| Tasks to perform |
1: Answer these questions from the article on investment trusts:
(a) What position does Darius McDermott hold at Chelsea Financial Services?
(b) Up to what share of their annual income can trusts keep back each year?
(c) Which two areas are described as particularly popular with investors?
2: Translate this sentence from the article on investment trusts into Spanish: "Trusts have the ability to keep back up to 15% of their annual income each year."

| Document extract |
Historically they have been more difficult to access on investment platforms and fund supermarkets, and from the outset can seem more difficult to understand than other funds. But there are plenty of reasons to add investment trusts to a portfolio, and they can be a useful tool for anyone trying to build their wealth over the long-term.

The Benefits of Using Investments Trusts

Using investment trusts can give investors the benefit of being able to access asset classes that are better suited to the closed-end structure. Infrastructure and property are two main areas that are particularly popular with investors.

Darius McDermott, managing director of Chelsea Financial Services, says choice is a big benefit. “You simply can’t invest in things like a specialist warehouse real estate, care homes, or supermarkets in the open-ended space, for example. Investment trusts allow you to get access to very different asset classes – a number of which also pay an income, which is very important for many investors.”

Investment expert Adrian Lowcock agrees the structure can mean that trusts are a suitable way to get exposure to these more illiquid assets. “Trusts can remain liquid even if the underlying asset is not,” he adds. It should be noted that liquidity means that they could potentially be a more volatile investment than unit trusts.

Lowcock explains: “Trusts are more likely to fall further in a big market sell-off as they are listed like equities and, in the short term at least, share some of their characteristics of equities. But volatility works both ways as investors can benefit from greater gains in rising markets.”

Diversification and Income

Adding trusts which exploit niche markets can be useful in true diversification, and investors have the ability to invest in illiquid or esoteric investments.

James Burns, partner of investment management funds at Smith & Williamson says: “With investment trusts you have scope for better returns. There has been plenty of research that shows that across open- and closed-ended funds, the investment trusts often outperform.”

Additionally, revenue reserves add an interesting feature to investment trusts that are not available in open-ended funds. Trusts have the ability to keep back up to 15% of their annual income each year. McDermott says: “In 2020, this was invaluable as dividends were slashed around the world. Very few open-ended funds managed to raise or maintain their dividends (I know of three), whereas trusts could use their reserves.”

Burns believes these revenue reserves are particularly attractive for income-seeking clients. In the UK Equity Income space, for example, there have been dividend cuts, manager changes and general rebasing of dividends. But a lot of trusts have managed to increase their dividends by drawing on those revenue returns that open-ended funds just wouldn’t be able to do. He adds: “The consistency of income and income growth has been reassuring for our clients to live off income from their portfolios."

[A block of data]
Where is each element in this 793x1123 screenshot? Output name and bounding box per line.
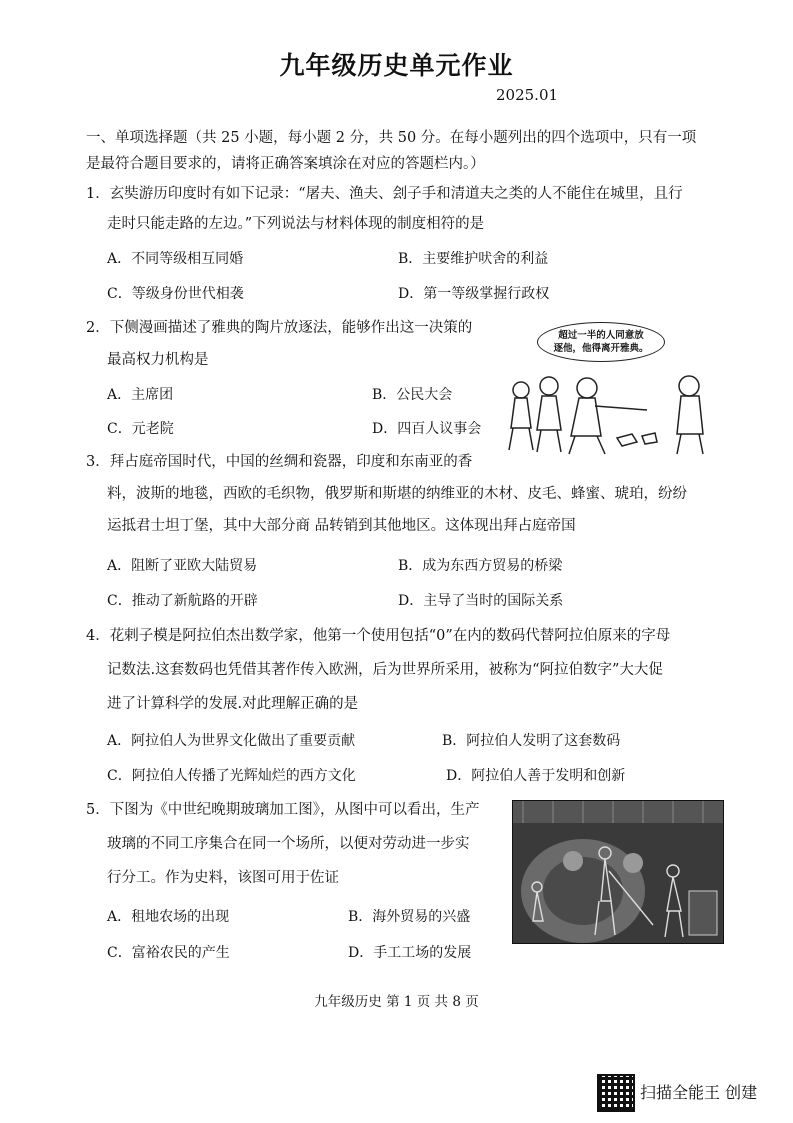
q1-stem-line-1: 1．玄奘游历印度时有如下记录：“屠夫、渔夫、刽子手和清道夫之类的人不能住在城里，且行 <box>86 186 683 202</box>
section-instructions-line-2: 是最符合题目要求的，请将正确答案填涂在对应的答题栏内。） <box>86 156 485 172</box>
q4-option-c: C．阿拉伯人传播了光辉灿烂的西方文化 <box>107 768 356 784</box>
q5-option-d: D．手工工场的发展 <box>348 945 472 961</box>
q4-stem-line-1: 4．花剌子模是阿拉伯杰出数学家，他第一个使用包括“0”在内的数码代替阿拉伯原来的字母 <box>86 628 671 644</box>
page-footer: 九年级历史 第 1 页 共 8 页 <box>314 994 479 1010</box>
glass-workshop-image <box>512 800 724 944</box>
page-title: 九年级历史单元作业 <box>279 51 514 80</box>
q4-stem-line-3: 进了计算科学的发展.对此理解正确的是 <box>107 696 359 712</box>
q4-option-d: D．阿拉伯人善于发明和创新 <box>446 768 626 784</box>
q3-stem-line-3: 运抵君士坦丁堡，其中大部分商 品转销到其他地区。这体现出拜占庭帝国 <box>107 518 576 534</box>
q1-option-a: A．不同等级相互同婚 <box>107 251 244 267</box>
comic-speech-bubble: 超过一半的人同意放 逐他，他得离开雅典。 <box>537 322 665 362</box>
q5-option-c: C．富裕农民的产生 <box>107 945 230 961</box>
scanner-watermark: 扫描全能王 创建 <box>640 1083 758 1102</box>
q4-stem-line-2: 记数法.这套数码也凭借其著作传入欧洲，后为世界所采用，被称为“阿拉伯数字”大大促 <box>107 662 663 678</box>
ostracism-comic <box>497 318 722 458</box>
q4-option-b: B．阿拉伯人发明了这套数码 <box>442 733 621 749</box>
glass-workshop-drawing <box>513 801 723 943</box>
q3-option-a: A．阻断了亚欧大陆贸易 <box>107 558 258 574</box>
q2-option-b: B．公民大会 <box>372 387 453 403</box>
q3-stem-line-2: 料，波斯的地毯，西欧的毛织物，俄罗斯和斯堪的纳维亚的木材、皮毛、蜂蜜、琥珀，纷纷 <box>107 486 687 502</box>
section-instructions-line-1: 一、单项选择题（共 25 小题，每小题 2 分，共 50 分。在每小题列出的四个选项中，只有一项 <box>86 130 697 146</box>
q4-option-a: A．阿拉伯人为世界文化做出了重要贡献 <box>107 733 356 749</box>
q3-option-d: D．主导了当时的国际关系 <box>398 593 564 609</box>
comic-figures-drawing <box>497 318 722 458</box>
q5-stem-line-1: 5．下图为《中世纪晚期玻璃加工图》，从图中可以看出，生产 <box>86 802 480 818</box>
q1-option-d: D．第一等级掌握行政权 <box>398 286 550 302</box>
q1-stem-line-2: 走时只能走路的左边。”下列说法与材料体现的制度相符的是 <box>107 216 485 232</box>
q2-stem-line-1: 2．下侧漫画描述了雅典的陶片放逐法，能够作出这一决策的 <box>86 320 473 336</box>
q1-option-b: B．主要维护吠舍的利益 <box>398 251 549 267</box>
q2-option-d: D．四百人议事会 <box>372 421 482 437</box>
q3-option-b: B．成为东西方贸易的桥梁 <box>398 558 563 574</box>
date-label: 2025.01 <box>496 86 559 104</box>
q3-option-c: C．推动了新航路的开辟 <box>107 593 258 609</box>
q5-option-b: B．海外贸易的兴盛 <box>348 909 471 925</box>
q5-stem-line-2: 玻璃的不同工序集合在同一个场所，以便对劳动进一步实 <box>107 836 470 852</box>
q2-option-c: C．元老院 <box>107 421 174 437</box>
q5-stem-line-3: 行分工。作为史料，该图可用于佐证 <box>107 870 339 886</box>
q2-stem-line-2: 最高权力机构是 <box>107 352 209 368</box>
q3-stem-line-1: 3．拜占庭帝国时代，中国的丝绸和瓷器，印度和东南亚的香 <box>86 454 473 470</box>
qr-code-icon <box>597 1074 635 1112</box>
q2-option-a: A．主席团 <box>107 387 174 403</box>
q5-option-a: A．租地农场的出现 <box>107 909 230 925</box>
q1-option-c: C．等级身份世代相袭 <box>107 286 244 302</box>
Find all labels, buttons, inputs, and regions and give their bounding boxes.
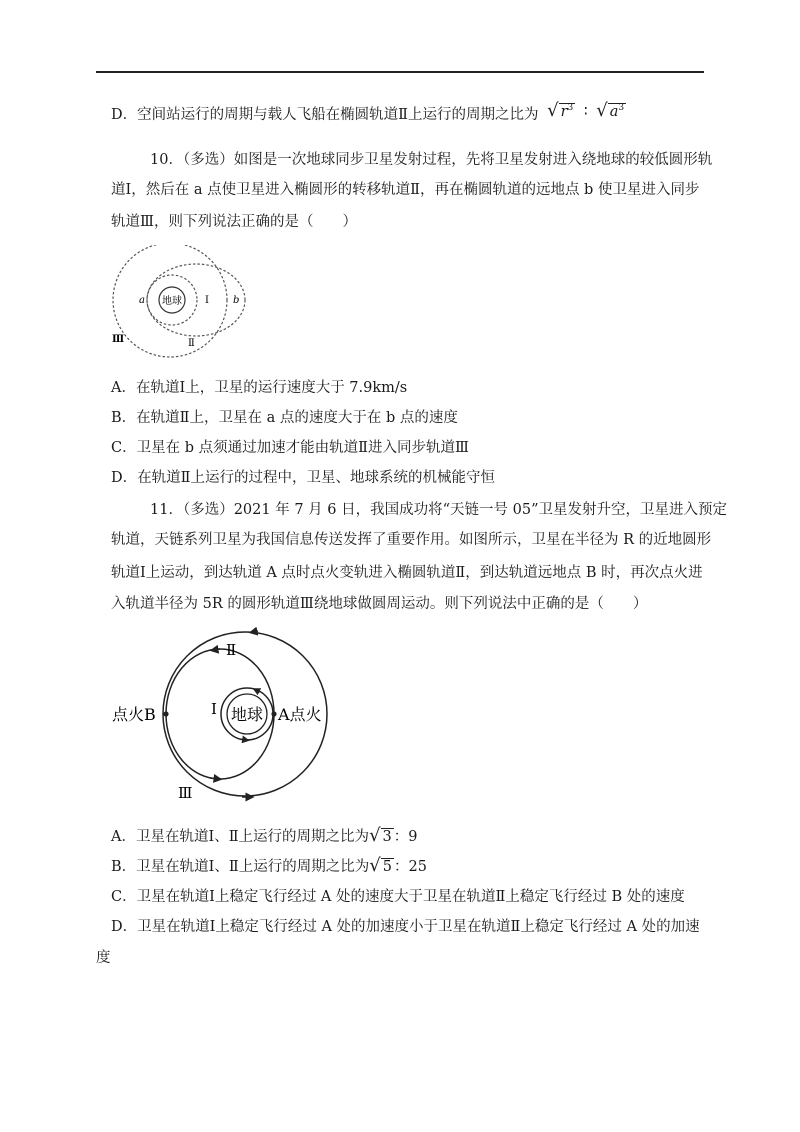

| Solved tasks |
1:
(a) Managing director
(b) Up to 15%
(c) Infrastructure and property

2: Los trusts tienen la capacidad de reservar hasta un 15 % de sus ingresos anuales cada año.